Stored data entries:
● ● ● ● ●
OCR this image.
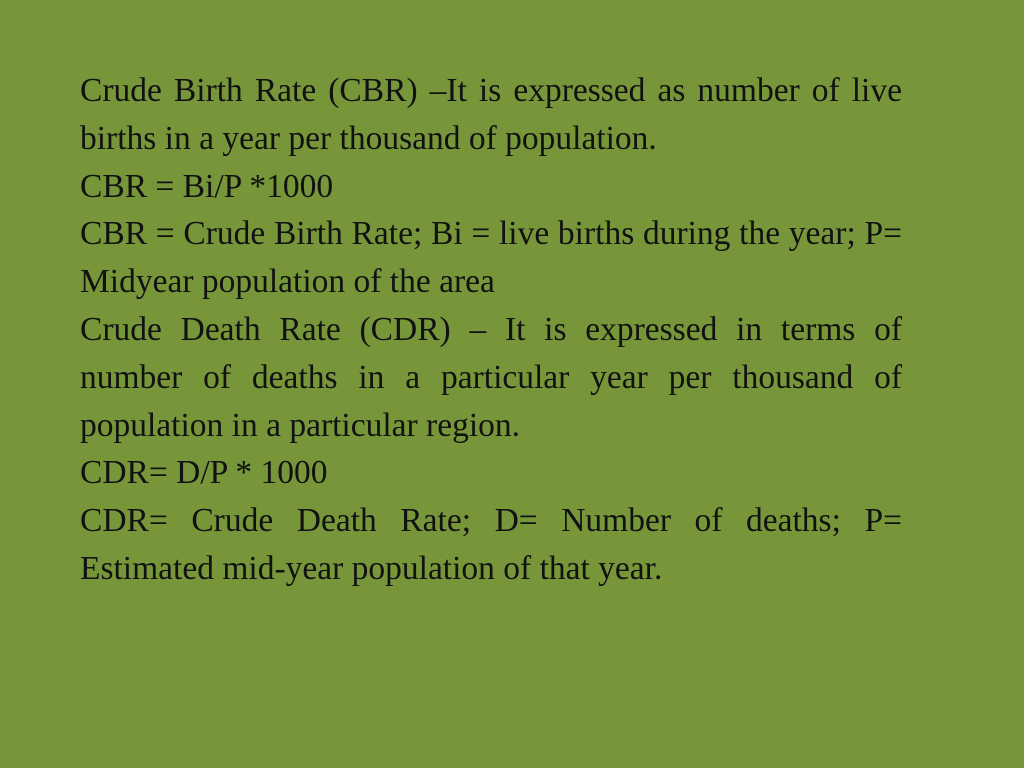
Crude Birth Rate (CBR) –It is expressed as number of live births in a year per thousand of population.

CBR = Bi/P *1000

CBR = Crude Birth Rate; Bi = live births during the year; P= Midyear population of the area

Crude Death Rate (CDR) – It is expressed in terms of number of deaths in a particular year per thousand of population in a particular region.

CDR= D/P * 1000

CDR= Crude Death Rate; D= Number of deaths; P= Estimated mid-year population of that year.
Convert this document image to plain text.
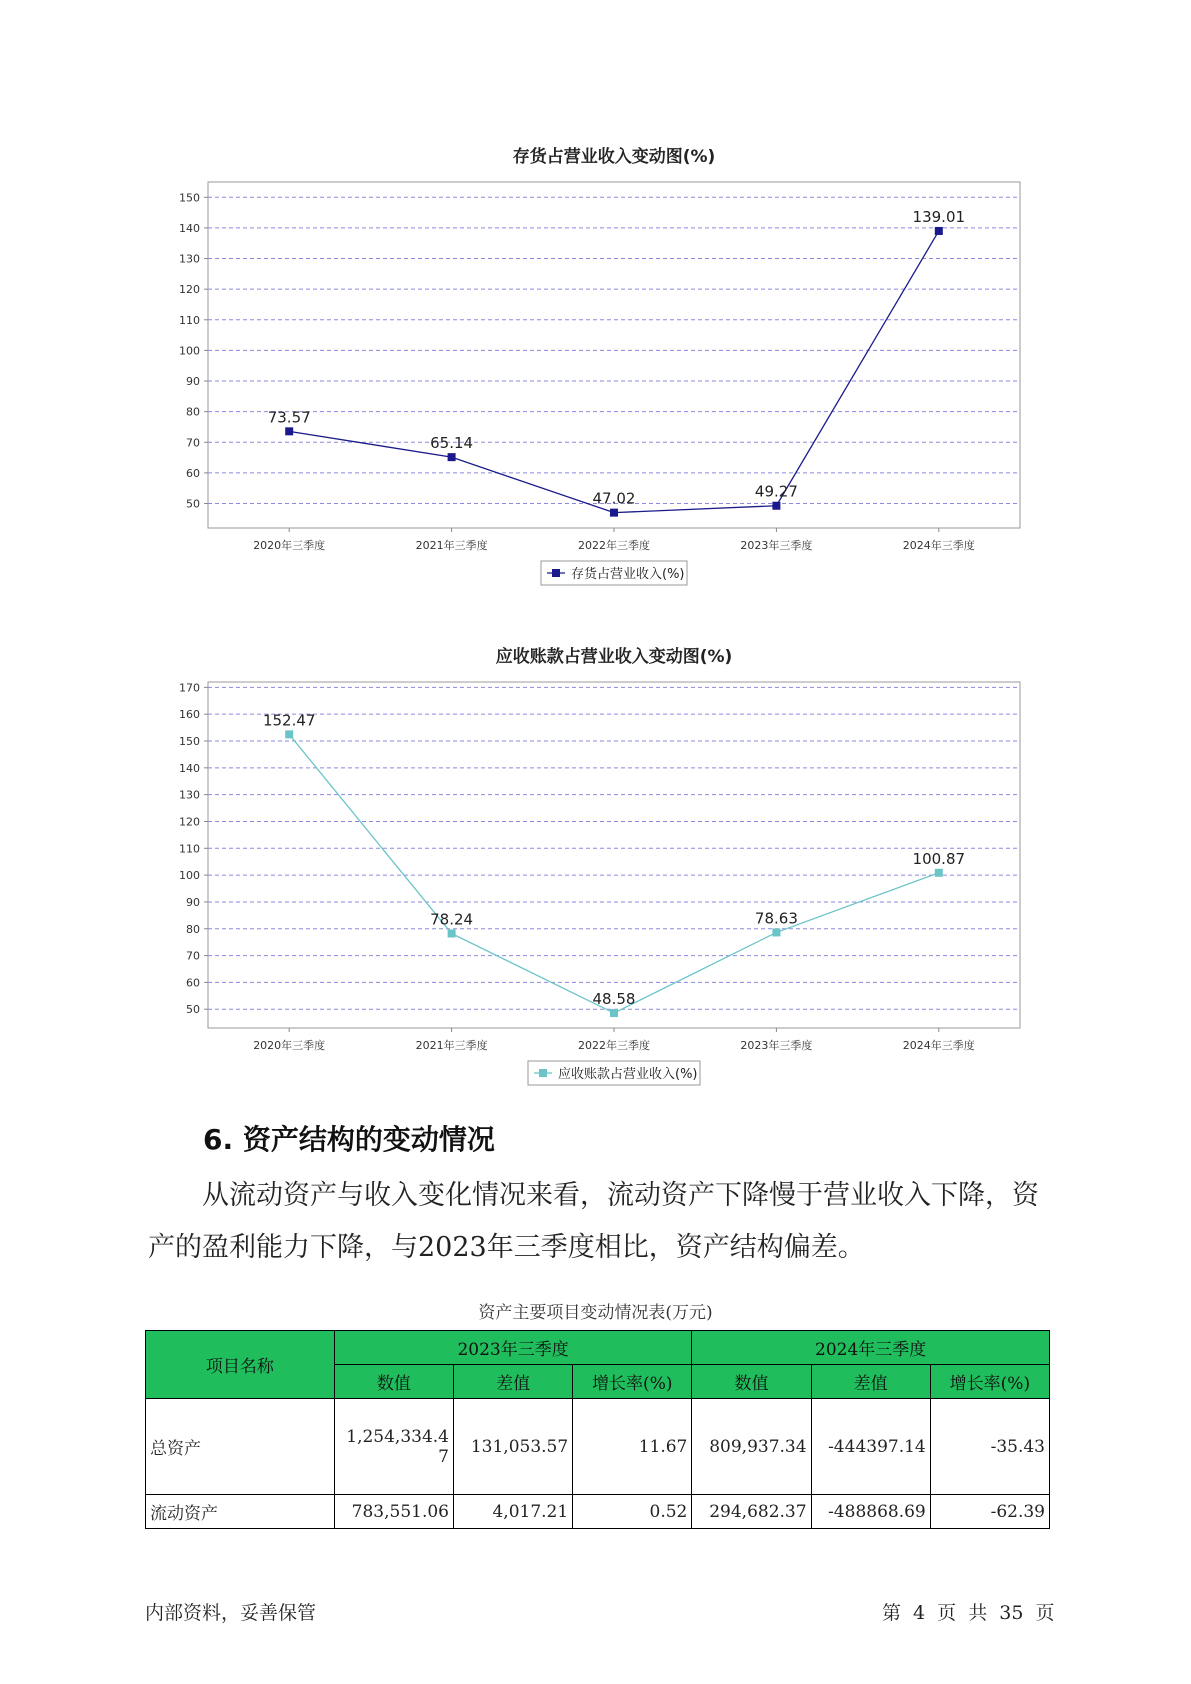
存货占营业收入变动图(%)
50
60
70
80
90
100
110
120
130
140
150
2020年三季度	2021年三季度	2022年三季度	2023年三季度	2024年三季度
73.57
65.14
47.02	49.27
139.01
存货占营业收入(%)
应收账款占营业收入变动图(%)
50
60
70
80
90
100
110
120
130
140
150
160
170
2020年三季度	2021年三季度	2022年三季度	2023年三季度	2024年三季度
152.47
78.24
48.58
78.63
100.87
应收账款占营业收入(%)
6. 资产结构的变动情况
从流动资产与收入变化情况来看，流动资产下降慢于营业收入下降，资产的盈利能力下降，与2023年三季度相比，资产结构偏差。
资产主要项目变动情况表(万元)
项目名称	2023年三季度			2024年三季度		
	数值	差值	增长率(%)	数值	差值	增长率(%)
总资产	1,254,334.47	131,053.57	11.67	809,937.34	-444397.14	-35.43
流动资产	783,551.06	4,017.21	0.52	294,682.37	-488868.69	-62.39
内部资料，妥善保管	第 4 页 共 35 页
● ● ● ● ●
Instructions for the task
Output all of the records exactly as they appear above, but not the pictures.

Task solution
OCR this image.
Crude Birth Rate (CBR) –It is expressed as number of live births in a year per thousand of population.

CBR = Bi/P *1000

CBR = Crude Birth Rate; Bi = live births during the year; P= Midyear population of the area

Crude Death Rate (CDR) – It is expressed in terms of number of deaths in a particular year per thousand of population in a particular region.

CDR= D/P * 1000

CDR= Crude Death Rate; D= Number of deaths; P= Estimated mid-year population of that year.
Convert this document image to plain text.
存货占营业收入变动图(%)
50
60
70
80
90
100
110
120
130
140
150
2020年三季度	2021年三季度	2022年三季度	2023年三季度	2024年三季度
73.57
65.14
47.02	49.27
139.01
存货占营业收入(%)
应收账款占营业收入变动图(%)
50
60
70
80
90
100
110
120
130
140
150
160
170
2020年三季度	2021年三季度	2022年三季度	2023年三季度	2024年三季度
152.47
78.24
48.58
78.63
100.87
应收账款占营业收入(%)
6. 资产结构的变动情况
从流动资产与收入变化情况来看，流动资产下降慢于营业收入下降，资产的盈利能力下降，与2023年三季度相比，资产结构偏差。
资产主要项目变动情况表(万元)
项目名称	2023年三季度			2024年三季度		
	数值	差值	增长率(%)	数值	差值	增长率(%)
总资产	1,254,334.47	131,053.57	11.67	809,937.34	-444397.14	-35.43
流动资产	783,551.06	4,017.21	0.52	294,682.37	-488868.69	-62.39
内部资料，妥善保管	第 4 页 共 35 页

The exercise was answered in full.